> TASK DESCRIPTION:
Identify the lines that contain the string "Send" and copy all of them.

--- Start ---

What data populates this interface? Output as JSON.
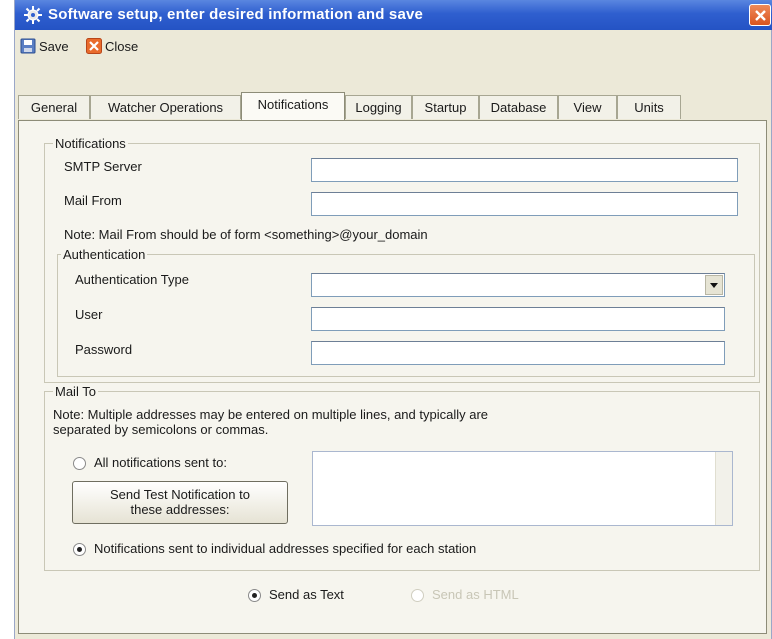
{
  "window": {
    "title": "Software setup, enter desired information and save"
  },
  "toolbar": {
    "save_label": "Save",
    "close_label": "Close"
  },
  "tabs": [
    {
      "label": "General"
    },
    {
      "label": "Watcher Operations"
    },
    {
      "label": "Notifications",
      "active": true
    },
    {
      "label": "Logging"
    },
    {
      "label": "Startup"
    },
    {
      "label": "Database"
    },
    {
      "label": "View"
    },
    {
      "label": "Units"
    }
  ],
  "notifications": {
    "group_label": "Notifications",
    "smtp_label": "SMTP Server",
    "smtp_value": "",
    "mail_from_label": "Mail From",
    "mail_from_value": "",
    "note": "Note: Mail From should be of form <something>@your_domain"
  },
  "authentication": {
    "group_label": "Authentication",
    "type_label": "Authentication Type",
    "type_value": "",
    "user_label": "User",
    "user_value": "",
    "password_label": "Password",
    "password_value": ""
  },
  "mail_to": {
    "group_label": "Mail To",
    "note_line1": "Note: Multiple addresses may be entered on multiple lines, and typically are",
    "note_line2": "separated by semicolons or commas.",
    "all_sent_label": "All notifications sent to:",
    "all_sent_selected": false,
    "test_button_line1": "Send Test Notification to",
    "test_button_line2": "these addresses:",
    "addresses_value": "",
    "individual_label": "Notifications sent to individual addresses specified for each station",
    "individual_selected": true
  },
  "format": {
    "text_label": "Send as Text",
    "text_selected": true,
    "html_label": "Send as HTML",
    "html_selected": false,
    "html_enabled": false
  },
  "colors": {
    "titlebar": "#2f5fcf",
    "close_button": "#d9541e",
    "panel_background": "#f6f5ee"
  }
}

--- End ---

> EXERCISE RESULT:
    "test_button_line1": "Send Test Notification to",
    "text_label": "Send as Text",
    "html_label": "Send as HTML",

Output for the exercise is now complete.